Material provided:
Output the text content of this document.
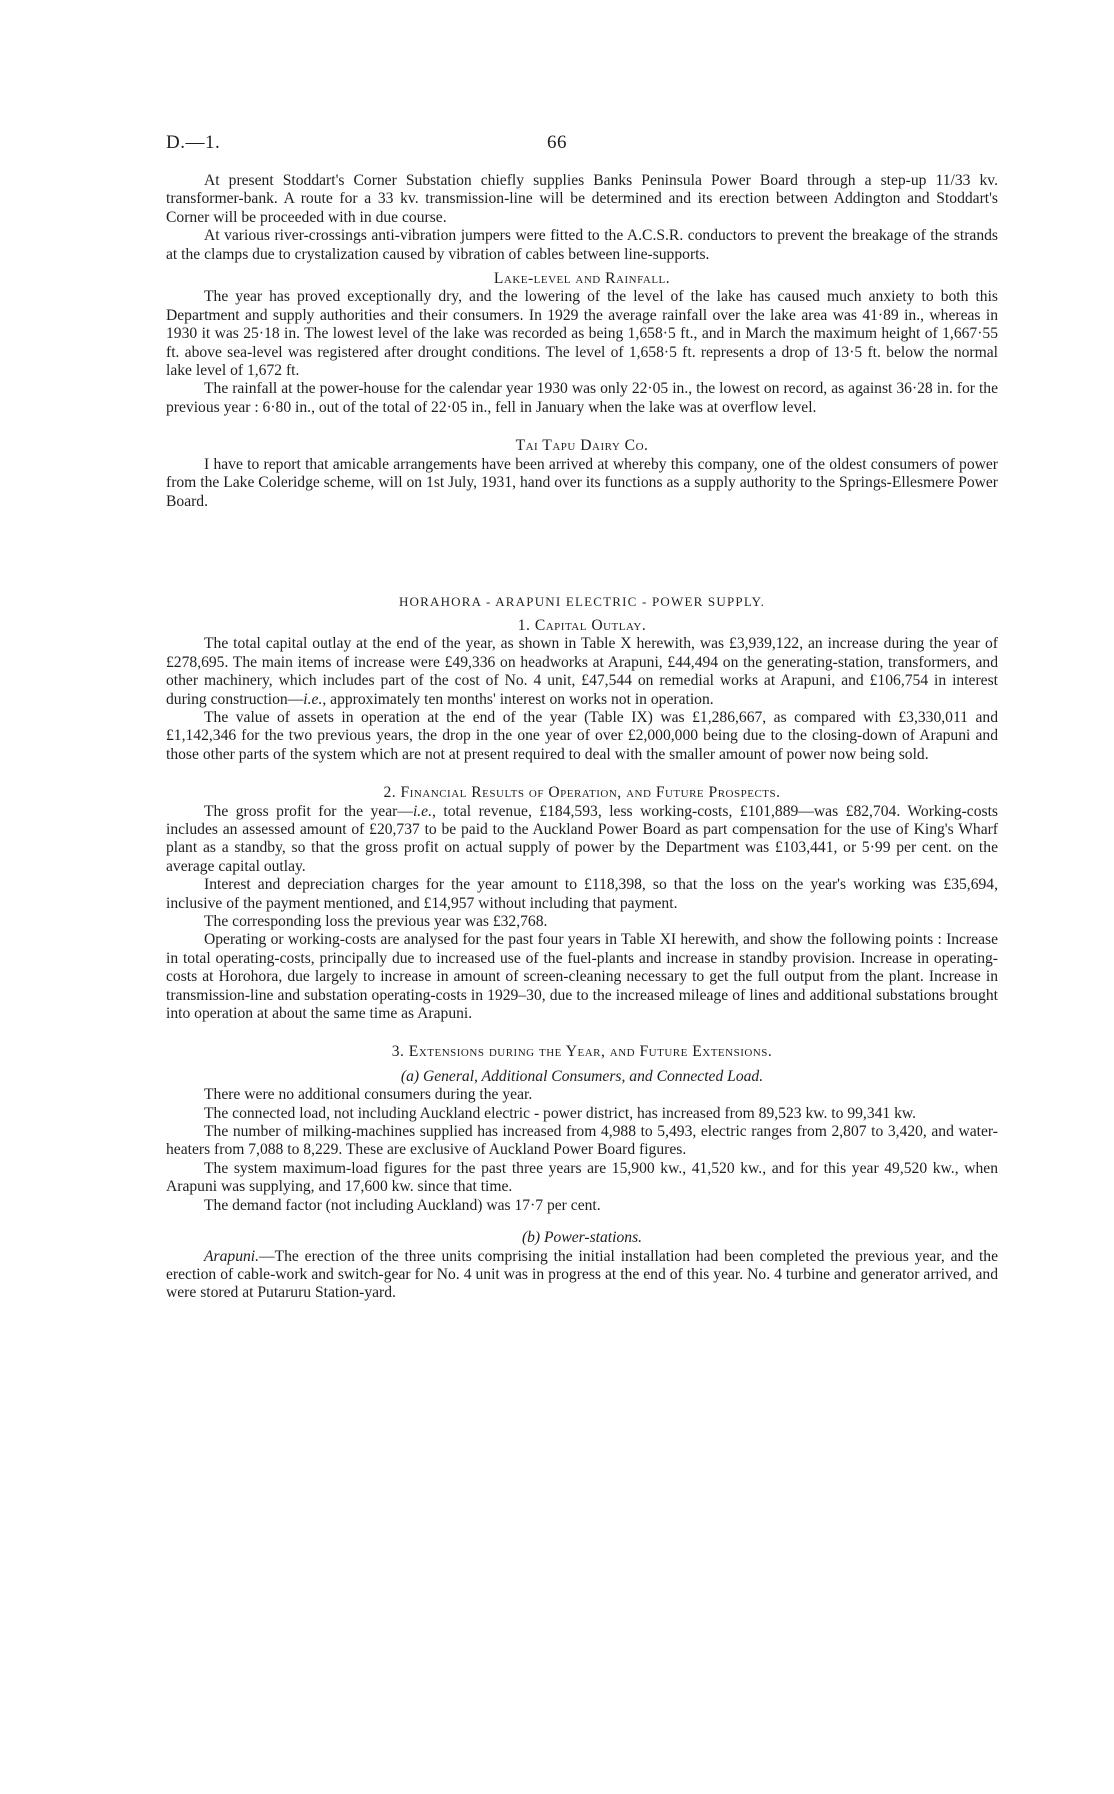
D.—1.	66

At present Stoddart's Corner Substation chiefly supplies Banks Peninsula Power Board through a step-up 11/33 kv. transformer-bank. A route for a 33 kv. transmission-line will be determined and its erection between Addington and Stoddart's Corner will be proceeded with in due course.

At various river-crossings anti-vibration jumpers were fitted to the A.C.S.R. conductors to prevent the breakage of the strands at the clamps due to crystalization caused by vibration of cables between line-supports.

Lake-level and Rainfall.

The year has proved exceptionally dry, and the lowering of the level of the lake has caused much anxiety to both this Department and supply authorities and their consumers. In 1929 the average rainfall over the lake area was 41·89 in., whereas in 1930 it was 25·18 in. The lowest level of the lake was recorded as being 1,658·5 ft., and in March the maximum height of 1,667·55 ft. above sea-level was registered after drought conditions. The level of 1,658·5 ft. represents a drop of 13·5 ft. below the normal lake level of 1,672 ft.

The rainfall at the power-house for the calendar year 1930 was only 22·05 in., the lowest on record, as against 36·28 in. for the previous year : 6·80 in., out of the total of 22·05 in., fell in January when the lake was at overflow level.

Tai Tapu Dairy Co.

I have to report that amicable arrangements have been arrived at whereby this company, one of the oldest consumers of power from the Lake Coleridge scheme, will on 1st July, 1931, hand over its functions as a supply authority to the Springs-Ellesmere Power Board.

HORAHORA - ARAPUNI ELECTRIC - POWER SUPPLY.
1. Capital Outlay.

The total capital outlay at the end of the year, as shown in Table X herewith, was £3,939,122, an increase during the year of £278,695. The main items of increase were £49,336 on headworks at Arapuni, £44,494 on the generating-station, transformers, and other machinery, which includes part of the cost of No. 4 unit, £47,544 on remedial works at Arapuni, and £106,754 in interest during construction—i.e., approximately ten months' interest on works not in operation.

The value of assets in operation at the end of the year (Table IX) was £1,286,667, as compared with £3,330,011 and £1,142,346 for the two previous years, the drop in the one year of over £2,000,000 being due to the closing-down of Arapuni and those other parts of the system which are not at present required to deal with the smaller amount of power now being sold.

2. Financial Results of Operation, and Future Prospects.

The gross profit for the year—i.e., total revenue, £184,593, less working-costs, £101,889—was £82,704. Working-costs includes an assessed amount of £20,737 to be paid to the Auckland Power Board as part compensation for the use of King's Wharf plant as a standby, so that the gross profit on actual supply of power by the Department was £103,441, or 5·99 per cent. on the average capital outlay.

Interest and depreciation charges for the year amount to £118,398, so that the loss on the year's working was £35,694, inclusive of the payment mentioned, and £14,957 without including that payment.

The corresponding loss the previous year was £32,768.

Operating or working-costs are analysed for the past four years in Table XI herewith, and show the following points : Increase in total operating-costs, principally due to increased use of the fuel-plants and increase in standby provision. Increase in operating-costs at Horohora, due largely to increase in amount of screen-cleaning necessary to get the full output from the plant. Increase in transmission-line and substation operating-costs in 1929–30, due to the increased mileage of lines and additional substations brought into operation at about the same time as Arapuni.

3. Extensions during the Year, and Future Extensions.
(a) General, Additional Consumers, and Connected Load.

There were no additional consumers during the year.

The connected load, not including Auckland electric - power district, has increased from 89,523 kw. to 99,341 kw.

The number of milking-machines supplied has increased from 4,988 to 5,493, electric ranges from 2,807 to 3,420, and water-heaters from 7,088 to 8,229. These are exclusive of Auckland Power Board figures.

The system maximum-load figures for the past three years are 15,900 kw., 41,520 kw., and for this year 49,520 kw., when Arapuni was supplying, and 17,600 kw. since that time.

The demand factor (not including Auckland) was 17·7 per cent.

(b) Power-stations.

Arapuni.—The erection of the three units comprising the initial installation had been completed the previous year, and the erection of cable-work and switch-gear for No. 4 unit was in progress at the end of this year. No. 4 turbine and generator arrived, and were stored at Putaruru Station-yard.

What the task requires: Without the pictures, restate all the entries above exactly.

Response below:
Output the text content of this document.
D.—1.	66

At present Stoddart's Corner Substation chiefly supplies Banks Peninsula Power Board through a step-up 11/33 kv. transformer-bank. A route for a 33 kv. transmission-line will be determined and its erection between Addington and Stoddart's Corner will be proceeded with in due course.

At various river-crossings anti-vibration jumpers were fitted to the A.C.S.R. conductors to prevent the breakage of the strands at the clamps due to crystalization caused by vibration of cables between line-supports.

Lake-level and Rainfall.

The year has proved exceptionally dry, and the lowering of the level of the lake has caused much anxiety to both this Department and supply authorities and their consumers. In 1929 the average rainfall over the lake area was 41·89 in., whereas in 1930 it was 25·18 in. The lowest level of the lake was recorded as being 1,658·5 ft., and in March the maximum height of 1,667·55 ft. above sea-level was registered after drought conditions. The level of 1,658·5 ft. represents a drop of 13·5 ft. below the normal lake level of 1,672 ft.

The rainfall at the power-house for the calendar year 1930 was only 22·05 in., the lowest on record, as against 36·28 in. for the previous year : 6·80 in., out of the total of 22·05 in., fell in January when the lake was at overflow level.

Tai Tapu Dairy Co.

I have to report that amicable arrangements have been arrived at whereby this company, one of the oldest consumers of power from the Lake Coleridge scheme, will on 1st July, 1931, hand over its functions as a supply authority to the Springs-Ellesmere Power Board.

HORAHORA - ARAPUNI ELECTRIC - POWER SUPPLY.
1. Capital Outlay.

The total capital outlay at the end of the year, as shown in Table X herewith, was £3,939,122, an increase during the year of £278,695. The main items of increase were £49,336 on headworks at Arapuni, £44,494 on the generating-station, transformers, and other machinery, which includes part of the cost of No. 4 unit, £47,544 on remedial works at Arapuni, and £106,754 in interest during construction—i.e., approximately ten months' interest on works not in operation.

The value of assets in operation at the end of the year (Table IX) was £1,286,667, as compared with £3,330,011 and £1,142,346 for the two previous years, the drop in the one year of over £2,000,000 being due to the closing-down of Arapuni and those other parts of the system which are not at present required to deal with the smaller amount of power now being sold.

2. Financial Results of Operation, and Future Prospects.

The gross profit for the year—i.e., total revenue, £184,593, less working-costs, £101,889—was £82,704. Working-costs includes an assessed amount of £20,737 to be paid to the Auckland Power Board as part compensation for the use of King's Wharf plant as a standby, so that the gross profit on actual supply of power by the Department was £103,441, or 5·99 per cent. on the average capital outlay.

Interest and depreciation charges for the year amount to £118,398, so that the loss on the year's working was £35,694, inclusive of the payment mentioned, and £14,957 without including that payment.

The corresponding loss the previous year was £32,768.

Operating or working-costs are analysed for the past four years in Table XI herewith, and show the following points : Increase in total operating-costs, principally due to increased use of the fuel-plants and increase in standby provision. Increase in operating-costs at Horohora, due largely to increase in amount of screen-cleaning necessary to get the full output from the plant. Increase in transmission-line and substation operating-costs in 1929–30, due to the increased mileage of lines and additional substations brought into operation at about the same time as Arapuni.

3. Extensions during the Year, and Future Extensions.
(a) General, Additional Consumers, and Connected Load.

There were no additional consumers during the year.

The connected load, not including Auckland electric - power district, has increased from 89,523 kw. to 99,341 kw.

The number of milking-machines supplied has increased from 4,988 to 5,493, electric ranges from 2,807 to 3,420, and water-heaters from 7,088 to 8,229. These are exclusive of Auckland Power Board figures.

The system maximum-load figures for the past three years are 15,900 kw., 41,520 kw., and for this year 49,520 kw., when Arapuni was supplying, and 17,600 kw. since that time.

The demand factor (not including Auckland) was 17·7 per cent.

(b) Power-stations.

Arapuni.—The erection of the three units comprising the initial installation had been completed the previous year, and the erection of cable-work and switch-gear for No. 4 unit was in progress at the end of this year. No. 4 turbine and generator arrived, and were stored at Putaruru Station-yard.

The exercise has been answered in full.